▸ **REQUIRED TASK**: Lines before the one containing "OCR this image." are excluded; reproduce that line and all lines after it in the entries below, exactly.

▸ **PROVIDED DATA**:
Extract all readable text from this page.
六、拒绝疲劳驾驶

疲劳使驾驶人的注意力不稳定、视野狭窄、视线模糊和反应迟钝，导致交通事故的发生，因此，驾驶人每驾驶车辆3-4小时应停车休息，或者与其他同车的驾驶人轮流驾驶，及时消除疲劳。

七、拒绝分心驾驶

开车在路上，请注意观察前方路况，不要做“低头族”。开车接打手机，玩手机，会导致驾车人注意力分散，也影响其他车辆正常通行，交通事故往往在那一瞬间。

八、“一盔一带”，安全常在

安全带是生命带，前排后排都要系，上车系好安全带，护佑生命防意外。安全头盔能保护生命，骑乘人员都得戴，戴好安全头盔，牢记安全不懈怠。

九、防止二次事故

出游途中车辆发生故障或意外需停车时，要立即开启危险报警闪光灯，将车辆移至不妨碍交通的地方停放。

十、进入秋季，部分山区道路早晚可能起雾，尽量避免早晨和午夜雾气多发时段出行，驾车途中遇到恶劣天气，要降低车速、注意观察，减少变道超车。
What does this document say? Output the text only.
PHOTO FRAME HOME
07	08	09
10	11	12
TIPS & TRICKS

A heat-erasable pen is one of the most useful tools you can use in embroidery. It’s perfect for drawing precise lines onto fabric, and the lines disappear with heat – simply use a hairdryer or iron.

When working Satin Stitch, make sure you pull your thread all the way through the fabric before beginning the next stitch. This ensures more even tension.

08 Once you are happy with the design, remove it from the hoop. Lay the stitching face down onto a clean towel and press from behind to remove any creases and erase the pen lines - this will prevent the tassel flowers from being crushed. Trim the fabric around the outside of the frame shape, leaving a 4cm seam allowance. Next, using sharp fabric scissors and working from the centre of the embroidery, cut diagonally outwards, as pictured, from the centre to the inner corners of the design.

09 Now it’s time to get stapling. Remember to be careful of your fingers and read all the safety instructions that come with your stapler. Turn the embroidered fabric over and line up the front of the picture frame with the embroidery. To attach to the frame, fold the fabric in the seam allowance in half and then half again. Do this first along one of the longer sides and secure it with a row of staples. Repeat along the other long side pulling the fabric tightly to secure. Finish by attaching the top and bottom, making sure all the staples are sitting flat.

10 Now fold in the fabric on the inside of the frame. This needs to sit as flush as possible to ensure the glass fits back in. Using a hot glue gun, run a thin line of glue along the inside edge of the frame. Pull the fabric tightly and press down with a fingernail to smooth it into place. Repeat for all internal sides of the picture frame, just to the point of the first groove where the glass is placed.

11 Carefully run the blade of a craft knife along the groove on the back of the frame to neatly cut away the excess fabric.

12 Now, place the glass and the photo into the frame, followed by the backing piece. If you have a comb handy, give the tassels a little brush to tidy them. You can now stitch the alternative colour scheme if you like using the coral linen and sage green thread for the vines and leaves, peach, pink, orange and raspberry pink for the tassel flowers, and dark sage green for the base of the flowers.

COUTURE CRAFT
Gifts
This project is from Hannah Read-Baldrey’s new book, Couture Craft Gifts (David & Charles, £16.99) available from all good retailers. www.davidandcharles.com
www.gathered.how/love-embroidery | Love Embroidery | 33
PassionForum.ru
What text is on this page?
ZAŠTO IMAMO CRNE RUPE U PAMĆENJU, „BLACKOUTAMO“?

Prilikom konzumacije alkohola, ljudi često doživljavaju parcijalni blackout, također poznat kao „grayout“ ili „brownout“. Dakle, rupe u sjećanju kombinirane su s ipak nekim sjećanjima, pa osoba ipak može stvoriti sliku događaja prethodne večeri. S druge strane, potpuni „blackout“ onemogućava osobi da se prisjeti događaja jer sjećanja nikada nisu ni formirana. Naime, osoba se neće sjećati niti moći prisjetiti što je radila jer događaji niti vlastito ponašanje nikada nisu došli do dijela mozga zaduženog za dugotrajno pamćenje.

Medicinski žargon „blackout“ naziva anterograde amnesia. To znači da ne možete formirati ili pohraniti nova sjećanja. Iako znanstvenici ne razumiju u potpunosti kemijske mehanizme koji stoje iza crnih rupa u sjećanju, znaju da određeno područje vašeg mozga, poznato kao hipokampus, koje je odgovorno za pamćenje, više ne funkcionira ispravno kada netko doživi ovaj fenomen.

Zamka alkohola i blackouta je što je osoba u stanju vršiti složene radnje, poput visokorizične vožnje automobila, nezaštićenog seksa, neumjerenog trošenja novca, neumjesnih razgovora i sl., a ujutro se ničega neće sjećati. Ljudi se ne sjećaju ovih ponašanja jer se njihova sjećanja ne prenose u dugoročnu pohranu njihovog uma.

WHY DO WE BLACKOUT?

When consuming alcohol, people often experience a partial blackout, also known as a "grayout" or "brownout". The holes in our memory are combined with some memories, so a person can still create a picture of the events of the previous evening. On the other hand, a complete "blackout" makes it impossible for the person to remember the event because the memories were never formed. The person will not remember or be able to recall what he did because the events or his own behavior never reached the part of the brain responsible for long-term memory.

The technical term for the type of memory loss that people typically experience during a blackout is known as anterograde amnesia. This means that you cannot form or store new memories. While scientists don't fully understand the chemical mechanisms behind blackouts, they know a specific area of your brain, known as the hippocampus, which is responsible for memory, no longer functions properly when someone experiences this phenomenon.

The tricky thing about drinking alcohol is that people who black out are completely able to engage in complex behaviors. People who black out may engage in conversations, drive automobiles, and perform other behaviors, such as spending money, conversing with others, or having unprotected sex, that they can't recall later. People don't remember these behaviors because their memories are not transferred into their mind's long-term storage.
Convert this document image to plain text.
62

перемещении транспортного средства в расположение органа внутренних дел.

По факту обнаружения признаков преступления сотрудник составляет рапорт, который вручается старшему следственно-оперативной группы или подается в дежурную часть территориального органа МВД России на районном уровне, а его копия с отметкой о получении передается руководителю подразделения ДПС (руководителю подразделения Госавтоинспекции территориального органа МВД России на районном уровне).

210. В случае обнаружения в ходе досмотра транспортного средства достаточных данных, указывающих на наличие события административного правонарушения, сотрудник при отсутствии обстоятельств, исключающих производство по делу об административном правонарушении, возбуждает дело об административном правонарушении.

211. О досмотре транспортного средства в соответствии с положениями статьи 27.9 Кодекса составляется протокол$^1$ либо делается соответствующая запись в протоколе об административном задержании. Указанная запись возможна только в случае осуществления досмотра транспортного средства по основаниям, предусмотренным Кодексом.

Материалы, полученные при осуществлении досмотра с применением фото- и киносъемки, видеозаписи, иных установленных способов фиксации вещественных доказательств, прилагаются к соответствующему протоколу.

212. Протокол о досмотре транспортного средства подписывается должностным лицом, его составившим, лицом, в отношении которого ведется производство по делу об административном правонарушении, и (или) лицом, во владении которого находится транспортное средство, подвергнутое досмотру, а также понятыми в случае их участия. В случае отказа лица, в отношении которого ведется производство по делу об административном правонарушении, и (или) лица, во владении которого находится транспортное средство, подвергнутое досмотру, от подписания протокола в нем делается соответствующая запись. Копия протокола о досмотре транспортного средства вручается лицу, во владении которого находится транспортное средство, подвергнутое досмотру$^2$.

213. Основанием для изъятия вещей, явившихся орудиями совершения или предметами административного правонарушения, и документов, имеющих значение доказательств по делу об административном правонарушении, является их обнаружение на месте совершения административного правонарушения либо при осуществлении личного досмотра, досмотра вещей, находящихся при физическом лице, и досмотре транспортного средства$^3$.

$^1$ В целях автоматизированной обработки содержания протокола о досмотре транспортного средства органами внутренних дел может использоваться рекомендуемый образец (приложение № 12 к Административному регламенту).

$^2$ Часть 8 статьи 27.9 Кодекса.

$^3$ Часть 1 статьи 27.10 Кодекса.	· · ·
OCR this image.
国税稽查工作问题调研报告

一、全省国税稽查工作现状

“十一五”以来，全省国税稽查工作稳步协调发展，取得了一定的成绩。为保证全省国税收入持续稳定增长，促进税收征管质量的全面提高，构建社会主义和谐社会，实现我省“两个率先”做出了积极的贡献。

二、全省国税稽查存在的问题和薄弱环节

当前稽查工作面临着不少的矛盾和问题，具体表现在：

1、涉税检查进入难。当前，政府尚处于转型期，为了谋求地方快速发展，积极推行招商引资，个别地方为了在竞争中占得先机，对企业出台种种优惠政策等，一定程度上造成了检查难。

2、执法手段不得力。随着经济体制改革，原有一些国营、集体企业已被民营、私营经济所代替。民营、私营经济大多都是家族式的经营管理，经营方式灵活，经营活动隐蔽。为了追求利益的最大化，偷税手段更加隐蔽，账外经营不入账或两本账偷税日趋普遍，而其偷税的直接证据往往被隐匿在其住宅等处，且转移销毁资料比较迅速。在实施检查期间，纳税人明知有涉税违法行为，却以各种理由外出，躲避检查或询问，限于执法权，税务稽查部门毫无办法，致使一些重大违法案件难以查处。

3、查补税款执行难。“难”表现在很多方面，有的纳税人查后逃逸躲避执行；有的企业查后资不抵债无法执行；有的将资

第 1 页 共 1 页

▸ **RESPONSE FOR THIS EXERCISE**:
OCR this image.
国税稽查工作问题调研报告

一、全省国税稽查工作现状

“十一五”以来，全省国税稽查工作稳步协调发展，取得了一定的成绩。为保证全省国税收入持续稳定增长，促进税收征管质量的全面提高，构建社会主义和谐社会，实现我省“两个率先”做出了积极的贡献。

二、全省国税稽查存在的问题和薄弱环节

当前稽查工作面临着不少的矛盾和问题，具体表现在：

1、涉税检查进入难。当前，政府尚处于转型期，为了谋求地方快速发展，积极推行招商引资，个别地方为了在竞争中占得先机，对企业出台种种优惠政策等，一定程度上造成了检查难。

2、执法手段不得力。随着经济体制改革，原有一些国营、集体企业已被民营、私营经济所代替。民营、私营经济大多都是家族式的经营管理，经营方式灵活，经营活动隐蔽。为了追求利益的最大化，偷税手段更加隐蔽，账外经营不入账或两本账偷税日趋普遍，而其偷税的直接证据往往被隐匿在其住宅等处，且转移销毁资料比较迅速。在实施检查期间，纳税人明知有涉税违法行为，却以各种理由外出，躲避检查或询问，限于执法权，税务稽查部门毫无办法，致使一些重大违法案件难以查处。

3、查补税款执行难。“难”表现在很多方面，有的纳税人查后逃逸躲避执行；有的企业查后资不抵债无法执行；有的将资

第 1 页 共 1 页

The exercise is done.